■ Short exercise ■
Transcribe every line, keeping it exact.

■ Given records ■
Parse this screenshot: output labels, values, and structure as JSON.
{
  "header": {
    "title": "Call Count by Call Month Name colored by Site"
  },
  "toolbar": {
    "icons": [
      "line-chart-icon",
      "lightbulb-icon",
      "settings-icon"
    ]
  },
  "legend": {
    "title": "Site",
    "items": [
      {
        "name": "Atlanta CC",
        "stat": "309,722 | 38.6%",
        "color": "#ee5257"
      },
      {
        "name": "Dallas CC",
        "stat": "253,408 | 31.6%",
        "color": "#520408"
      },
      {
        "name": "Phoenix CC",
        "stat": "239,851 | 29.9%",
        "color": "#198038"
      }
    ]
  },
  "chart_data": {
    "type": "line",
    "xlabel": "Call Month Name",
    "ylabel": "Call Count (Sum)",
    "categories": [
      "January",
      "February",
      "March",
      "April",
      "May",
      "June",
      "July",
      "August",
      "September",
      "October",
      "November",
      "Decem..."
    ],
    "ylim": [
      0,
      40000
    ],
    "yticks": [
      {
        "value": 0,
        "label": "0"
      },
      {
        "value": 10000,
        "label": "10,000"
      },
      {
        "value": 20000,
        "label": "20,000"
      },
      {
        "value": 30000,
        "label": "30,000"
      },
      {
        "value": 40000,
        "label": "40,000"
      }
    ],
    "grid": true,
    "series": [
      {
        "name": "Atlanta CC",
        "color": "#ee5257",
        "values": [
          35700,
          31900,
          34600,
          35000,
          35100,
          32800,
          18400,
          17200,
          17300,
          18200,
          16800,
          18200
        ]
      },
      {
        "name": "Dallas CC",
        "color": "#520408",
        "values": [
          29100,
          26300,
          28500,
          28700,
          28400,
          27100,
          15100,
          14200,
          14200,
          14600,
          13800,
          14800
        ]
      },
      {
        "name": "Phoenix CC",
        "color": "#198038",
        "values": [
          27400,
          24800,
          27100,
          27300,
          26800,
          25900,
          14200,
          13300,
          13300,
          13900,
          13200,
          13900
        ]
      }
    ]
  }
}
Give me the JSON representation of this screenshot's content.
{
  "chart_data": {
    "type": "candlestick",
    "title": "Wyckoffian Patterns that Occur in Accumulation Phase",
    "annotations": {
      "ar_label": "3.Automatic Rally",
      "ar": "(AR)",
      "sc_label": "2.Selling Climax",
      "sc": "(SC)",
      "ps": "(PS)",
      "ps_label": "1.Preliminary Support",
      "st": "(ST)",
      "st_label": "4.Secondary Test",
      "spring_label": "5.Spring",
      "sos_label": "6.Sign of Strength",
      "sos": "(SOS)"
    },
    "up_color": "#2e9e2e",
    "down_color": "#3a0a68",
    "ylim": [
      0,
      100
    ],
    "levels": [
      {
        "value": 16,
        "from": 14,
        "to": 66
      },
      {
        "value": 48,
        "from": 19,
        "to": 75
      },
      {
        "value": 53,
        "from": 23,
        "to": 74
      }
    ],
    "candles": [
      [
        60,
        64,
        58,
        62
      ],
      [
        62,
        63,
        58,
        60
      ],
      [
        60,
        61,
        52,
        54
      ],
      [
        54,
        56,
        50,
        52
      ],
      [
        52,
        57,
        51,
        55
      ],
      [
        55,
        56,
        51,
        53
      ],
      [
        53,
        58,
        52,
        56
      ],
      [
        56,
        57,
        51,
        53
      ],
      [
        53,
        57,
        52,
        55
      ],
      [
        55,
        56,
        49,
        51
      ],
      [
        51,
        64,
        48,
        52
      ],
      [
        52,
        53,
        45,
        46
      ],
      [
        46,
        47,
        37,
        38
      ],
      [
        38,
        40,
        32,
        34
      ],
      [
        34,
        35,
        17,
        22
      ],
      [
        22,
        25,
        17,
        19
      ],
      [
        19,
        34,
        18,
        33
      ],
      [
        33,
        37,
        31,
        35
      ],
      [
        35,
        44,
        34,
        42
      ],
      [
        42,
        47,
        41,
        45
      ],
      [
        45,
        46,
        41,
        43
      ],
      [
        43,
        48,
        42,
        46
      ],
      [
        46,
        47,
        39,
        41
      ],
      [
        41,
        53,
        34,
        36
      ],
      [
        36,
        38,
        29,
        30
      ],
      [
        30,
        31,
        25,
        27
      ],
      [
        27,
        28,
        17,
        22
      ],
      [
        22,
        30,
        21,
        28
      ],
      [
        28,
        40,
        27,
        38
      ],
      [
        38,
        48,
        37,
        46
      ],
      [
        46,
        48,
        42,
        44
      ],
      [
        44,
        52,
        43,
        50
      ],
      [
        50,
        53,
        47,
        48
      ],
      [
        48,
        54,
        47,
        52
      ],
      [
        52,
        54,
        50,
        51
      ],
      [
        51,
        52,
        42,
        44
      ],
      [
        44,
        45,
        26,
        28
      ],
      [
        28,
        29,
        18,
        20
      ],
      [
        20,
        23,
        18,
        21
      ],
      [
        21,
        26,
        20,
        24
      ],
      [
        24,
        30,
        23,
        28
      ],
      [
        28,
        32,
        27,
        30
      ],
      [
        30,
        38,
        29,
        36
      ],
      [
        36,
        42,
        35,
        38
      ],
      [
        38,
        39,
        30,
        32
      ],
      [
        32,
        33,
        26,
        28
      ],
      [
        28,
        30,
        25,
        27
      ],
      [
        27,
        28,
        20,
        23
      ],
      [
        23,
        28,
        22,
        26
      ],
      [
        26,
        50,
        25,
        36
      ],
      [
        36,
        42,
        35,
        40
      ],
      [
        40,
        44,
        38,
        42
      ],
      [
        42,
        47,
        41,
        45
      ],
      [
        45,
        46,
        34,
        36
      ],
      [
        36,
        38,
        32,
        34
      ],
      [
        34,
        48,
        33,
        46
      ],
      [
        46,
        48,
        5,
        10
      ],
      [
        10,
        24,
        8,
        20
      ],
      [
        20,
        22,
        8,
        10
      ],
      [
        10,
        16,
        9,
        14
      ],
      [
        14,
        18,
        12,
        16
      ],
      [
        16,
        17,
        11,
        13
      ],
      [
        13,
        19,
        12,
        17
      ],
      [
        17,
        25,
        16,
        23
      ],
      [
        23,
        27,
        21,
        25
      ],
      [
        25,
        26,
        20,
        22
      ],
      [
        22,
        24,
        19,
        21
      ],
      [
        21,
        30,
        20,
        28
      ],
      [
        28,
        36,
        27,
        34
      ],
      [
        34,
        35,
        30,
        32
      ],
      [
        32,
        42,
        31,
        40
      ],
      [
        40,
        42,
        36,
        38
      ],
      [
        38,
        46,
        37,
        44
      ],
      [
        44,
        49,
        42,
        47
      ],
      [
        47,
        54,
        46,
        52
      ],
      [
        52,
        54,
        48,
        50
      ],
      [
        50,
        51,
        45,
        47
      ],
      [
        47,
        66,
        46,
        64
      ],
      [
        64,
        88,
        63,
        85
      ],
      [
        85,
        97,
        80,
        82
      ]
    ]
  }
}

■ Response to the task ■
Parse this screenshot: output labels, values, and structure as JSON.
{
  "header": {
    "title": "Call Count by Call Month Name colored by Site"
  },
  "toolbar": {
    "icons": [
      "line-chart-icon",
      "lightbulb-icon",
      "settings-icon"
    ]
  },
  "legend": {
    "title": "Site",
    "items": [
      {
        "name": "Atlanta CC",
        "stat": "309,722 | 38.6%",
        "color": "#ee5257"
      },
      {
        "name": "Dallas CC",
        "stat": "253,408 | 31.6%",
        "color": "#520408"
      },
      {
        "name": "Phoenix CC",
        "stat": "239,851 | 29.9%",
        "color": "#198038"
      }
    ]
  },
  "chart_data": {
    "type": "line",
    "xlabel": "Call Month Name",
    "ylabel": "Call Count (Sum)",
    "categories": [
      "January",
      "February",
      "March",
      "April",
      "May",
      "June",
      "July",
      "August",
      "September",
      "October",
      "November",
      "Decem..."
    ],
    "ylim": [
      0,
      40000
    ],
    "yticks": [
      {
        "value": 0,
        "label": "0"
      },
      {
        "value": 10000,
        "label": "10,000"
      },
      {
        "value": 20000,
        "label": "20,000"
      },
      {
        "value": 30000,
        "label": "30,000"
      },
      {
        "value": 40000,
        "label": "40,000"
      }
    ],
    "grid": true,
    "series": [
      {
        "name": "Atlanta CC",
        "color": "#ee5257",
        "values": [
          35700,
          31900,
          34600,
          35000,
          35100,
          32800,
          18400,
          17200,
          17300,
          18200,
          16800,
          18200
        ]
      },
      {
        "name": "Dallas CC",
        "color": "#520408",
        "values": [
          29100,
          26300,
          28500,
          28700,
          28400,
          27100,
          15100,
          14200,
          14200,
          14600,
          13800,
          14800
        ]
      },
      {
        "name": "Phoenix CC",
        "color": "#198038",
        "values": [
          27400,
          24800,
          27100,
          27300,
          26800,
          25900,
          14200,
          13300,
          13300,
          13900,
          13200,
          13900
        ]
      }
    ]
  }
}
Give me the JSON representation of this screenshot's content.
{
  "chart_data": {
    "type": "candlestick",
    "title": "Wyckoffian Patterns that Occur in Accumulation Phase",
    "annotations": {
      "ar_label": "3.Automatic Rally",
      "ar": "(AR)",
      "sc_label": "2.Selling Climax",
      "sc": "(SC)",
      "ps": "(PS)",
      "ps_label": "1.Preliminary Support",
      "st": "(ST)",
      "st_label": "4.Secondary Test",
      "spring_label": "5.Spring",
      "sos_label": "6.Sign of Strength",
      "sos": "(SOS)"
    },
    "up_color": "#2e9e2e",
    "down_color": "#3a0a68",
    "ylim": [
      0,
      100
    ],
    "levels": [
      {
        "value": 16,
        "from": 14,
        "to": 66
      },
      {
        "value": 48,
        "from": 19,
        "to": 75
      },
      {
        "value": 53,
        "from": 23,
        "to": 74
      }
    ],
    "candles": [
      [
        60,
        64,
        58,
        62
      ],
      [
        62,
        63,
        58,
        60
      ],
      [
        60,
        61,
        52,
        54
      ],
      [
        54,
        56,
        50,
        52
      ],
      [
        52,
        57,
        51,
        55
      ],
      [
        55,
        56,
        51,
        53
      ],
      [
        53,
        58,
        52,
        56
      ],
      [
        56,
        57,
        51,
        53
      ],
      [
        53,
        57,
        52,
        55
      ],
      [
        55,
        56,
        49,
        51
      ],
      [
        51,
        64,
        48,
        52
      ],
      [
        52,
        53,
        45,
        46
      ],
      [
        46,
        47,
        37,
        38
      ],
      [
        38,
        40,
        32,
        34
      ],
      [
        34,
        35,
        17,
        22
      ],
      [
        22,
        25,
        17,
        19
      ],
      [
        19,
        34,
        18,
        33
      ],
      [
        33,
        37,
        31,
        35
      ],
      [
        35,
        44,
        34,
        42
      ],
      [
        42,
        47,
        41,
        45
      ],
      [
        45,
        46,
        41,
        43
      ],
      [
        43,
        48,
        42,
        46
      ],
      [
        46,
        47,
        39,
        41
      ],
      [
        41,
        53,
        34,
        36
      ],
      [
        36,
        38,
        29,
        30
      ],
      [
        30,
        31,
        25,
        27
      ],
      [
        27,
        28,
        17,
        22
      ],
      [
        22,
        30,
        21,
        28
      ],
      [
        28,
        40,
        27,
        38
      ],
      [
        38,
        48,
        37,
        46
      ],
      [
        46,
        48,
        42,
        44
      ],
      [
        44,
        52,
        43,
        50
      ],
      [
        50,
        53,
        47,
        48
      ],
      [
        48,
        54,
        47,
        52
      ],
      [
        52,
        54,
        50,
        51
      ],
      [
        51,
        52,
        42,
        44
      ],
      [
        44,
        45,
        26,
        28
      ],
      [
        28,
        29,
        18,
        20
      ],
      [
        20,
        23,
        18,
        21
      ],
      [
        21,
        26,
        20,
        24
      ],
      [
        24,
        30,
        23,
        28
      ],
      [
        28,
        32,
        27,
        30
      ],
      [
        30,
        38,
        29,
        36
      ],
      [
        36,
        42,
        35,
        38
      ],
      [
        38,
        39,
        30,
        32
      ],
      [
        32,
        33,
        26,
        28
      ],
      [
        28,
        30,
        25,
        27
      ],
      [
        27,
        28,
        20,
        23
      ],
      [
        23,
        28,
        22,
        26
      ],
      [
        26,
        50,
        25,
        36
      ],
      [
        36,
        42,
        35,
        40
      ],
      [
        40,
        44,
        38,
        42
      ],
      [
        42,
        47,
        41,
        45
      ],
      [
        45,
        46,
        34,
        36
      ],
      [
        36,
        38,
        32,
        34
      ],
      [
        34,
        48,
        33,
        46
      ],
      [
        46,
        48,
        5,
        10
      ],
      [
        10,
        24,
        8,
        20
      ],
      [
        20,
        22,
        8,
        10
      ],
      [
        10,
        16,
        9,
        14
      ],
      [
        14,
        18,
        12,
        16
      ],
      [
        16,
        17,
        11,
        13
      ],
      [
        13,
        19,
        12,
        17
      ],
      [
        17,
        25,
        16,
        23
      ],
      [
        23,
        27,
        21,
        25
      ],
      [
        25,
        26,
        20,
        22
      ],
      [
        22,
        24,
        19,
        21
      ],
      [
        21,
        30,
        20,
        28
      ],
      [
        28,
        36,
        27,
        34
      ],
      [
        34,
        35,
        30,
        32
      ],
      [
        32,
        42,
        31,
        40
      ],
      [
        40,
        42,
        36,
        38
      ],
      [
        38,
        46,
        37,
        44
      ],
      [
        44,
        49,
        42,
        47
      ],
      [
        47,
        54,
        46,
        52
      ],
      [
        52,
        54,
        48,
        50
      ],
      [
        50,
        51,
        45,
        47
      ],
      [
        47,
        66,
        46,
        64
      ],
      [
        64,
        88,
        63,
        85
      ],
      [
        85,
        97,
        80,
        82
      ]
    ]
  }
}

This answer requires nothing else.